INSTRUCTION -
Locate each line with the string "icon" in the listing below and copy it.

DATA SUPPLIED -
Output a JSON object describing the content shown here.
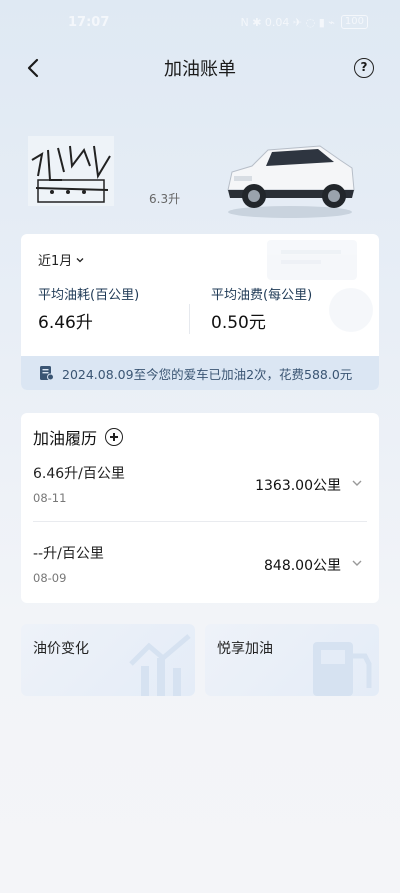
{
  "status_bar": {
    "time": "17:07",
    "indicators": "N ✱ 0.04 ✈ ◌ ▮ ⌁",
    "battery": "100"
  },
  "header": {
    "title": "加油账单",
    "help_glyph": "?"
  },
  "hero": {
    "fuel_display": "6.3升"
  },
  "stats": {
    "period": "近1月",
    "avg_consumption_label": "平均油耗(百公里)",
    "avg_consumption_value": "6.46升",
    "avg_cost_label": "平均油费(每公里)",
    "avg_cost_value": "0.50元",
    "summary": "2024.08.09至今您的爱车已加油2次，花费588.0元"
  },
  "history": {
    "title": "加油履历",
    "records": [
      {
        "rate": "6.46升/百公里",
        "date": "08-11",
        "distance": "1363.00公里"
      },
      {
        "rate": "--升/百公里",
        "date": "08-09",
        "distance": "848.00公里"
      }
    ]
  },
  "tiles": {
    "price_change": "油价变化",
    "enjoy_refuel": "悦享加油"
  },
  "colors": {
    "accent": "#1f3a56",
    "strip_bg": "#dbe6f3",
    "strip_text": "#3a5573"
  }
}
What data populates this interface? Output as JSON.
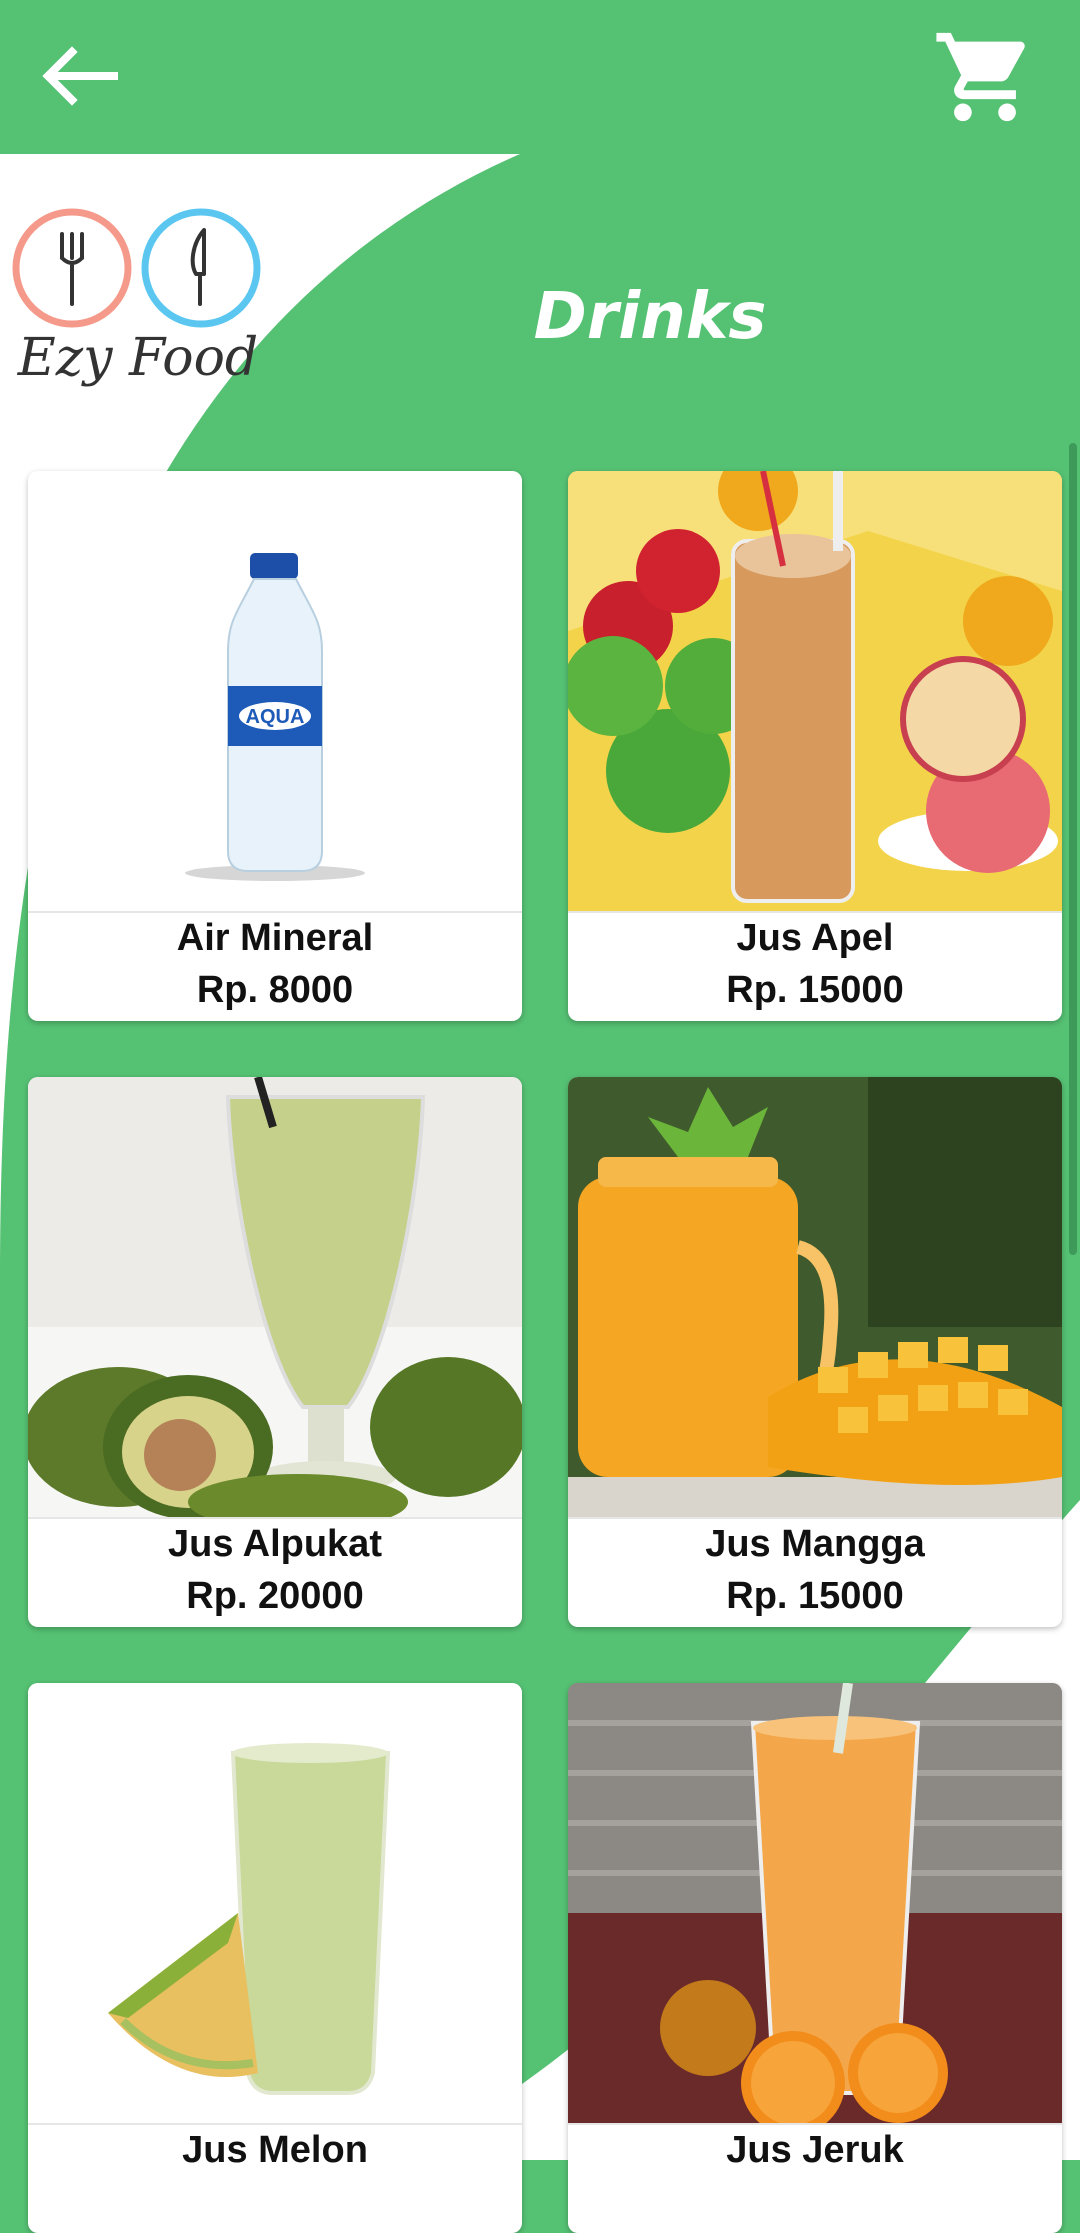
{
  "header": {
    "back_icon": "arrow-left-icon",
    "cart_icon": "shopping-cart-icon"
  },
  "logo": {
    "text": "Ezy Food",
    "fork_ring_color": "#f59a8a",
    "knife_ring_color": "#5bc7f0"
  },
  "title": "Drinks",
  "colors": {
    "brand_green": "#55c173",
    "card_bg": "#ffffff"
  },
  "menu": [
    {
      "name": "Air Mineral",
      "price": "Rp. 8000"
    },
    {
      "name": "Jus Apel",
      "price": "Rp. 15000"
    },
    {
      "name": "Jus Alpukat",
      "price": "Rp. 20000"
    },
    {
      "name": "Jus Mangga",
      "price": "Rp. 15000"
    },
    {
      "name": "Jus Melon",
      "price": ""
    },
    {
      "name": "Jus Jeruk",
      "price": ""
    }
  ]
}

OUTPUT FOR THIS EXERCISE -
    "back_icon": "arrow-left-icon",
    "cart_icon": "shopping-cart-icon"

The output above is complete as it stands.